[Arbeitsauftrag]
Prüfen Sie, ob die folgenden Aussagen mit dem Auszug über den absorbierenden Geist übereinstimmen, und geben Sie zu jeder Ja oder Nein samt den entscheidenden Worten des Auszugs als wörtlichem Zitat an. (a) Das Buch erschien zuerst in Indien. (b) Der Geist des Kindes nimmt bis zu einem Alter von etwa sechs Jahren alles auf wie ein Schwamm. (c) Wahrnehmung und Kognition eines kleinen Kindes sind anfangs stark strukturiert.

[Ausgewählter Auszug]
+===+

Der „absorbierende Geist“ ist ein wichtiges und hochspannendes Konzept in der Montessori-Pädagogik. Es ist sogar der Original-Titel eines der bekanntesten Werke von Maria Montessori, „Das kreative Kind„. Das Buch wurde zuallererst in Indien unter dem Titel „The absorbent mind“ publiziert. Montessori beschreibt darin das Wunder des kindlichen Geistes, das für sie mit dem erwachsenen kaum vergleichbar ist – weil er so stark absorbiert.
Was das genau bedeutet und wie sich der Geist am besten entfalten kannst haben wir in den nächsten Punkten einfach zusammengefasst.
Was ist der absorbierende Geist?
Die geistige Entwicklung eines kleinen Kindes zu beschreiben und zu verstehen ist gar nicht so einfach. Es ist aber recht sicher, dass Wahrnehmung und Kognition anfangs recht unstrukturiert sind. Genau in dieser Zeit, bis zu einem Alter von etwa drei Jahren, nimmt der Geist des Kindes alles auf wie ein Schwamm: er absorbiert. Zu Montessoris Zeiten sagte man in der Psychologie, für das Lernpensum eines Kindes in den ersten drei Lebensjahren würde ein erwachsener Mensch sechzig Jahre brauchen.

+===+

[Material]
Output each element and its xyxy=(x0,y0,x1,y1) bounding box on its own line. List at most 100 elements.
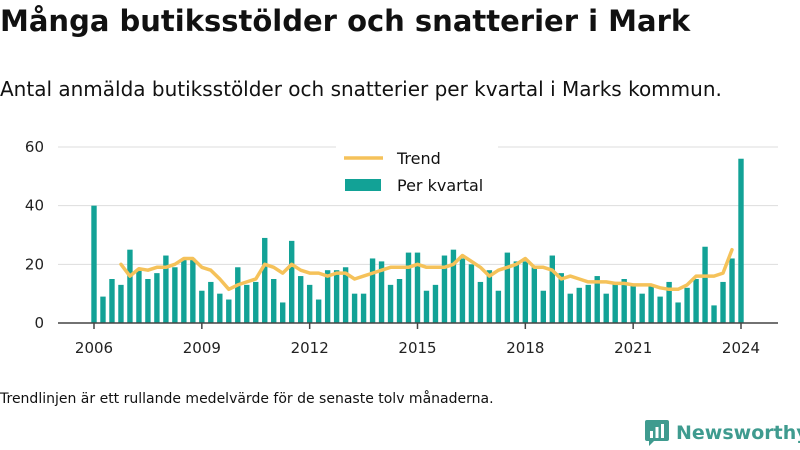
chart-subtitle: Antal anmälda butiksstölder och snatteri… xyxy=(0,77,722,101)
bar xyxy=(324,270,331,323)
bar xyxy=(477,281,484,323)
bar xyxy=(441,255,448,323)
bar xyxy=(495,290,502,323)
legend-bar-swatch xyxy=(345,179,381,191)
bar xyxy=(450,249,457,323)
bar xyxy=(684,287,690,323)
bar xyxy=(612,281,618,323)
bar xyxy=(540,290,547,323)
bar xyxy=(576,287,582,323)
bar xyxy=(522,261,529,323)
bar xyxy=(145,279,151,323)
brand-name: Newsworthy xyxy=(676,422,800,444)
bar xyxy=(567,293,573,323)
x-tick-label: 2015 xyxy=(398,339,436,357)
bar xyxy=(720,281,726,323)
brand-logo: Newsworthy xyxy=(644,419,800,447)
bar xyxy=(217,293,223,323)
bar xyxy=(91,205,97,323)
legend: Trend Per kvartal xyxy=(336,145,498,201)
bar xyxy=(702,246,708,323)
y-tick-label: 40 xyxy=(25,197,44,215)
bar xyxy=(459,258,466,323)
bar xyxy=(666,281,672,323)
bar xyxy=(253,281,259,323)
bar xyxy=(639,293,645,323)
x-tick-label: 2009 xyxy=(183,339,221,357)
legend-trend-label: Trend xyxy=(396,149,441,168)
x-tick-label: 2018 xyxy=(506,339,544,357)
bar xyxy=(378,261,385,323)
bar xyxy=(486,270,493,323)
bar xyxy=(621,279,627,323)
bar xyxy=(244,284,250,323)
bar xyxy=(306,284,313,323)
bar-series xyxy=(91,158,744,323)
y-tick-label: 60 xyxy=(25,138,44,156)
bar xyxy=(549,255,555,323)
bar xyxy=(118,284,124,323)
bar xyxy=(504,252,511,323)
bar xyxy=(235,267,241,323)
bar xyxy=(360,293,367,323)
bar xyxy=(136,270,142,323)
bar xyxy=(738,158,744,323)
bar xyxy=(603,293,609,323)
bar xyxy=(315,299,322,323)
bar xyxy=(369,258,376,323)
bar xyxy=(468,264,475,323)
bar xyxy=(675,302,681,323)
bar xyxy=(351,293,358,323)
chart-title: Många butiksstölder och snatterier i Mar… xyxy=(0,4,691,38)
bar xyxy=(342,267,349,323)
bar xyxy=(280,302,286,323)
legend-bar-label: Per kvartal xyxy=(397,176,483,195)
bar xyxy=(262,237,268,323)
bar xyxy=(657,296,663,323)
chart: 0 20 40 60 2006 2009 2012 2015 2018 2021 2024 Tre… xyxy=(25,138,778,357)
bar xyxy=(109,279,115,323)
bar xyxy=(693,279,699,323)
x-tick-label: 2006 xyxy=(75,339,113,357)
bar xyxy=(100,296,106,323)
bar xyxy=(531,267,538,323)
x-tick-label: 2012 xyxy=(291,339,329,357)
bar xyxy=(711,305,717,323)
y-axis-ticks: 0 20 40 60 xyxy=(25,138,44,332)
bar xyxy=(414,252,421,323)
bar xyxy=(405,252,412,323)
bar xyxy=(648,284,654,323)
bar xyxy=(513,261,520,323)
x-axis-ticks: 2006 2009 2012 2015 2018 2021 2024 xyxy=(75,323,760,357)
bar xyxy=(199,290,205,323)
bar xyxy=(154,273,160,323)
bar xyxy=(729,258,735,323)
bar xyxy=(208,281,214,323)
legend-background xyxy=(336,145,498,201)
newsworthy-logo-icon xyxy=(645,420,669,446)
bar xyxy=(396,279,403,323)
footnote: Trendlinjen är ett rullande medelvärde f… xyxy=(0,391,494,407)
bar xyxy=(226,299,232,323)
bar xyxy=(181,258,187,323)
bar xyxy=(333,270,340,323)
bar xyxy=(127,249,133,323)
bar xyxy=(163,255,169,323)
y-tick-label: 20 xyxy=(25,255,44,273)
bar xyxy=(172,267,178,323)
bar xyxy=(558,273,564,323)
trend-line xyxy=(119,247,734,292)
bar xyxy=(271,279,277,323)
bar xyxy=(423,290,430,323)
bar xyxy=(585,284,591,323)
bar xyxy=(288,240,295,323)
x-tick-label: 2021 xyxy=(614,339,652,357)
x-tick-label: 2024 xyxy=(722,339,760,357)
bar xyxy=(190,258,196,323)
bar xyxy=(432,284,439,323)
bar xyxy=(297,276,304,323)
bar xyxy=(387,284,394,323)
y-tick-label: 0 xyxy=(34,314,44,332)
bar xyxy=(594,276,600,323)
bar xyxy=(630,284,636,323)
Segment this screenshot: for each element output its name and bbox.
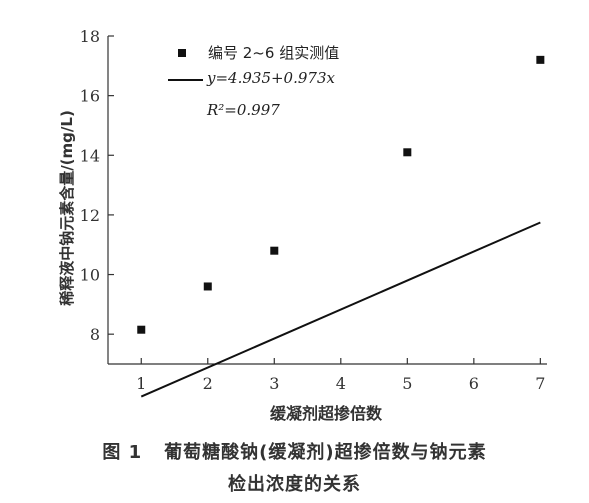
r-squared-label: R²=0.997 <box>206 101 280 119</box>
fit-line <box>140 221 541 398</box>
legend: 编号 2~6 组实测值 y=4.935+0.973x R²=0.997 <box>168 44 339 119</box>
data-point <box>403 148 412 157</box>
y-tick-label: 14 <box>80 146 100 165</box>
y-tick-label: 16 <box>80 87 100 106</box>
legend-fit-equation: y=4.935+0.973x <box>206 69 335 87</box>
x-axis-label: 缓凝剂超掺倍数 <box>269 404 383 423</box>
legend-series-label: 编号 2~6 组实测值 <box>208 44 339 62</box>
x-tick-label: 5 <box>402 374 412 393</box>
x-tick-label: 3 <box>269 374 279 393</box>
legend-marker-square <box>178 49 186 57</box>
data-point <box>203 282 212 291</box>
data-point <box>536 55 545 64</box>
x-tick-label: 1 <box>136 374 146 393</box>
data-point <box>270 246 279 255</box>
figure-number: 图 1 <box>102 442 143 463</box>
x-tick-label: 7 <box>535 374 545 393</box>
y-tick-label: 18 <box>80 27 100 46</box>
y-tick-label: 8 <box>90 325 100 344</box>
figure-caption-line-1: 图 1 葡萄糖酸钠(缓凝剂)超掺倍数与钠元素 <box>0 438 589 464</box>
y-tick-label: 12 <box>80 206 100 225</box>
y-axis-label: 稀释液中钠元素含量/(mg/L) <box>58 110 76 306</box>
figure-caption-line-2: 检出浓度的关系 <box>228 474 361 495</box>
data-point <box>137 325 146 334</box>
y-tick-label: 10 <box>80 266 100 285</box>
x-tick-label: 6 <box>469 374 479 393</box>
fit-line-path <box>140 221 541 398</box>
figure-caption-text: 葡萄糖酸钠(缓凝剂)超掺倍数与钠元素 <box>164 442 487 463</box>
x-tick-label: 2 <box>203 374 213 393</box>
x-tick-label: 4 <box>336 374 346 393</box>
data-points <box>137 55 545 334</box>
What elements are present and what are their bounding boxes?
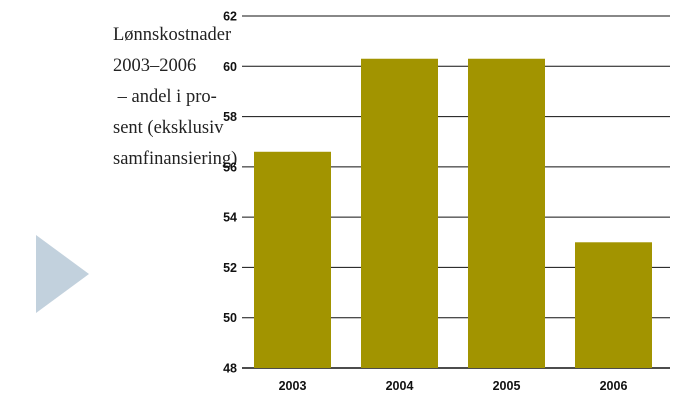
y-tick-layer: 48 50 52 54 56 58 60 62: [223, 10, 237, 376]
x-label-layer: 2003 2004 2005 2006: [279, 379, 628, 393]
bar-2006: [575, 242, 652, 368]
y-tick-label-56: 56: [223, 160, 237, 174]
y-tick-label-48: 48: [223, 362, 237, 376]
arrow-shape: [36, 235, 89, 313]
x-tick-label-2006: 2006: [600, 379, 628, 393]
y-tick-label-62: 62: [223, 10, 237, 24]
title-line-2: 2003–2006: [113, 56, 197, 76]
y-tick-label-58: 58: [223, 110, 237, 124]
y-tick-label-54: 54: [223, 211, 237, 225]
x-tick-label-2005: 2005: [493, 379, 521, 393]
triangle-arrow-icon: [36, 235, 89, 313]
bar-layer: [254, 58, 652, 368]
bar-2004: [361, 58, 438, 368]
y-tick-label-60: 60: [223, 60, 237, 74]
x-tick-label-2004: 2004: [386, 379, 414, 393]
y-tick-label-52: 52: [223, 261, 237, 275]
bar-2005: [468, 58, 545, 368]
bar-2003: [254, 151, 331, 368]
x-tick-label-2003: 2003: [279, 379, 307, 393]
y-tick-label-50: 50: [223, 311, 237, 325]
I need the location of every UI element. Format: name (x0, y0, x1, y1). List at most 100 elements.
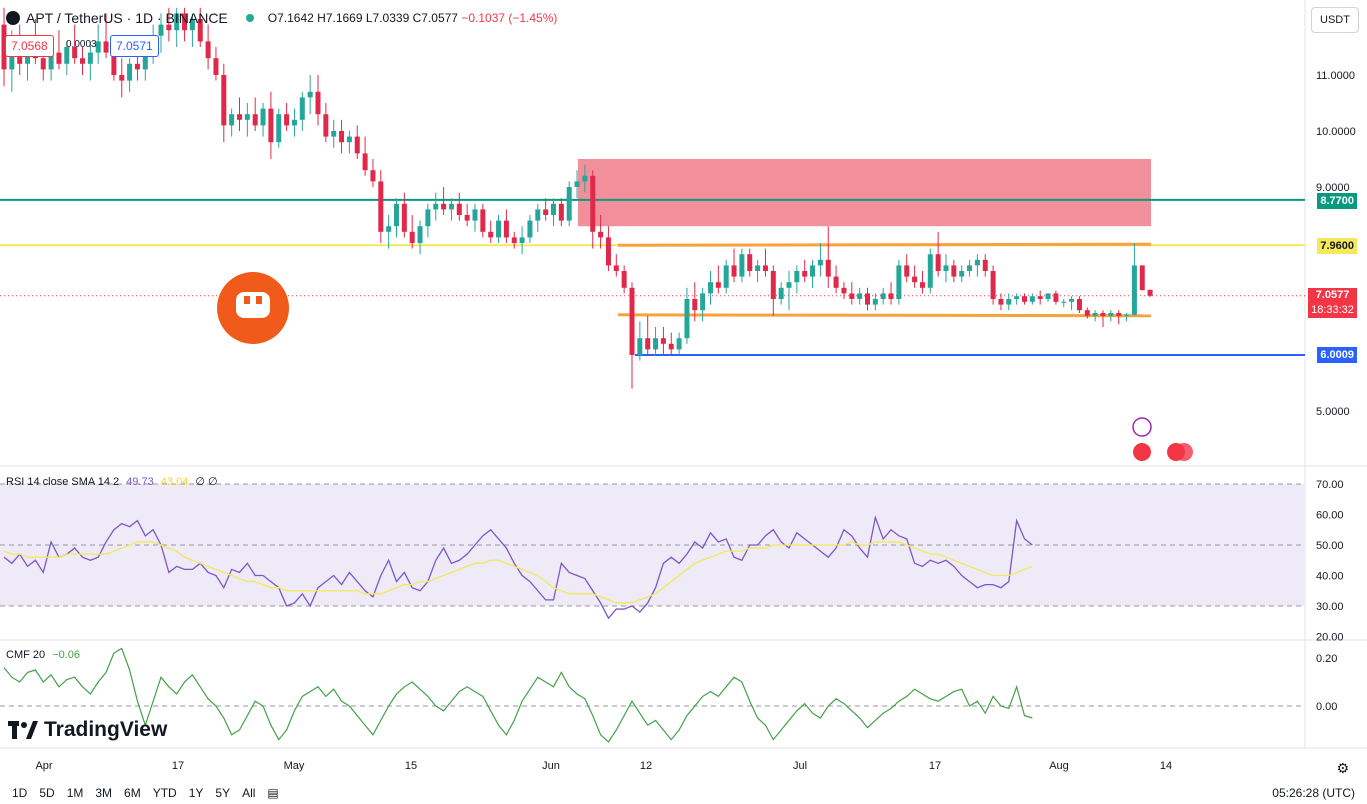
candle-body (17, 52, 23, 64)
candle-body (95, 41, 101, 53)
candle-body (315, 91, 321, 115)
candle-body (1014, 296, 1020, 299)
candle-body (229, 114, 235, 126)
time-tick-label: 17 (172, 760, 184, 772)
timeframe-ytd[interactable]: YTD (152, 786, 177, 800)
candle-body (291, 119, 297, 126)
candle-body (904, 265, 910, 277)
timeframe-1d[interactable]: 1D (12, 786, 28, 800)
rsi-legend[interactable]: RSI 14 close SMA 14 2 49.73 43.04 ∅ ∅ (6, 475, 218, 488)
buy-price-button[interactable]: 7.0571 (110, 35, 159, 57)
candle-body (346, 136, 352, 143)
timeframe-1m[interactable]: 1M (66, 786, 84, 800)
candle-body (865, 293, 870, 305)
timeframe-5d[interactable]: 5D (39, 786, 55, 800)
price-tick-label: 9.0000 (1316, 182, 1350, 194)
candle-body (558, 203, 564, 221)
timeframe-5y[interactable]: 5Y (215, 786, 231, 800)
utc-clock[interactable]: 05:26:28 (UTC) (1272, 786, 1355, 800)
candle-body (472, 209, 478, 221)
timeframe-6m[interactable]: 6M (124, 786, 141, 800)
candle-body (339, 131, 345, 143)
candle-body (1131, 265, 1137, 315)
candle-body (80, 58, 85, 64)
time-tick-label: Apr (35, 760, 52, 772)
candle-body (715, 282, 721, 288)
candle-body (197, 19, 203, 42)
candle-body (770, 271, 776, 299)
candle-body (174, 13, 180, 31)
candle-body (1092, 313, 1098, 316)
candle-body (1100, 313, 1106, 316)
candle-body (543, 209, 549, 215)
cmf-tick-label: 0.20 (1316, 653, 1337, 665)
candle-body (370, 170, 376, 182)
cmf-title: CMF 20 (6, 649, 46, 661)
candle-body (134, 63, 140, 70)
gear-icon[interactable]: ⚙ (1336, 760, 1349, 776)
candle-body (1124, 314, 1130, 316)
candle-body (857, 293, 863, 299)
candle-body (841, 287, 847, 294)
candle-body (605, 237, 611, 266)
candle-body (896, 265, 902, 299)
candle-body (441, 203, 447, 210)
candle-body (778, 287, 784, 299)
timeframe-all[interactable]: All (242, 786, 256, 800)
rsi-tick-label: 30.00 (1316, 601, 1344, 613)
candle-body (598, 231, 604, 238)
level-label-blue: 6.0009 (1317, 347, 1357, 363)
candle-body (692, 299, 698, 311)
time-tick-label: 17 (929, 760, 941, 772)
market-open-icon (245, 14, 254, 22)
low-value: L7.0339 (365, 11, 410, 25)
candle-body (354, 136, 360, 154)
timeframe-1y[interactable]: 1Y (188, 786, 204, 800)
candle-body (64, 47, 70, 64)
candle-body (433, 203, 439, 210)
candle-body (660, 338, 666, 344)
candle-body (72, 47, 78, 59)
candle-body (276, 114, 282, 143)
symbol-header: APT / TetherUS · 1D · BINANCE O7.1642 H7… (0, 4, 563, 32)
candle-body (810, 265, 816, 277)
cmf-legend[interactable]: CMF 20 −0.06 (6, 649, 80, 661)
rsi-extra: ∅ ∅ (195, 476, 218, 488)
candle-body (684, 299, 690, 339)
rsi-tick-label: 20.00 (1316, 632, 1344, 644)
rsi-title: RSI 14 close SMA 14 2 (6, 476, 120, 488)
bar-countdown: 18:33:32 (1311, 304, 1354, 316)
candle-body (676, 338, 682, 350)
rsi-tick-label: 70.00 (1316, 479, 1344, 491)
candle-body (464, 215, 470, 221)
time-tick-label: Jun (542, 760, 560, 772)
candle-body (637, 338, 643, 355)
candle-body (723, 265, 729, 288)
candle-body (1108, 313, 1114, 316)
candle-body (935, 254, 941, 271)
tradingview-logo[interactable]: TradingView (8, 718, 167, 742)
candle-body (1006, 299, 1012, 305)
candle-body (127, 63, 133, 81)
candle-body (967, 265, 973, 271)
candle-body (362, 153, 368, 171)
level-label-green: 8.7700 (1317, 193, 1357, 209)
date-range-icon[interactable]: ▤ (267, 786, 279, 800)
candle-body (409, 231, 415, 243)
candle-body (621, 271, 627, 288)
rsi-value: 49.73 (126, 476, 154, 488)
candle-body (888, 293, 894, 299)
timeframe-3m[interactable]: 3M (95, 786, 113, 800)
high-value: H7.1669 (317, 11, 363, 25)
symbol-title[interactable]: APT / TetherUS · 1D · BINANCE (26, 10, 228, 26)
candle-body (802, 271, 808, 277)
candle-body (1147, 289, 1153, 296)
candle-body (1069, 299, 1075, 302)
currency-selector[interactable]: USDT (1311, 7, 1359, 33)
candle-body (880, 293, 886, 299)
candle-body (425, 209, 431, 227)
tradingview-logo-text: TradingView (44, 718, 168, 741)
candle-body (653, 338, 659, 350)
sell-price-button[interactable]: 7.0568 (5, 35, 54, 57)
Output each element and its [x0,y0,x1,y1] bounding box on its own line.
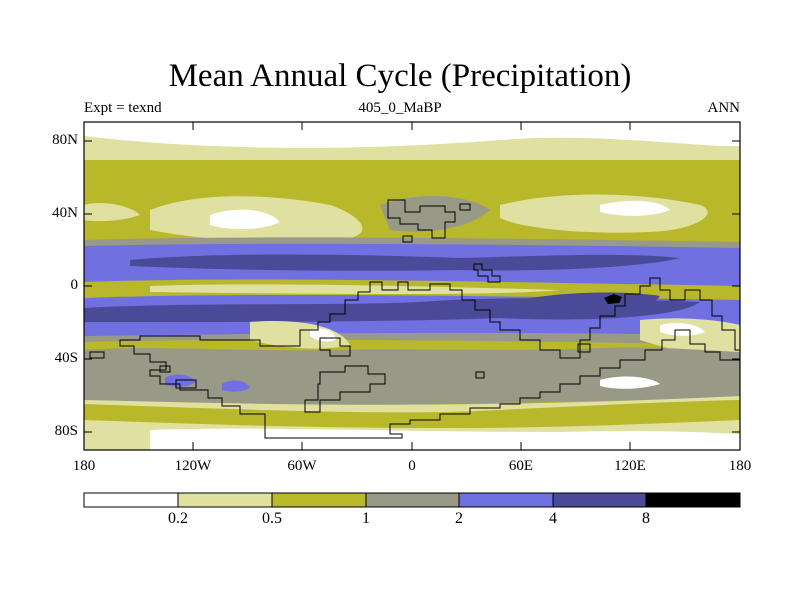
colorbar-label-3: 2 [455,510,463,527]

+===+

[Vollständige Antwort]
(a) Ja: „Das Buch wurde zuallererst in Indien unter dem Titel „The absorbent mind“ publiziert.“
(b) Nein: „bis zu einem Alter von etwa drei Jahren, nimmt der Geist des Kindes alles auf wie ein Schwamm“
(c) Nein: „dass Wahrnehmung und Kognition anfangs recht unstrukturiert sind“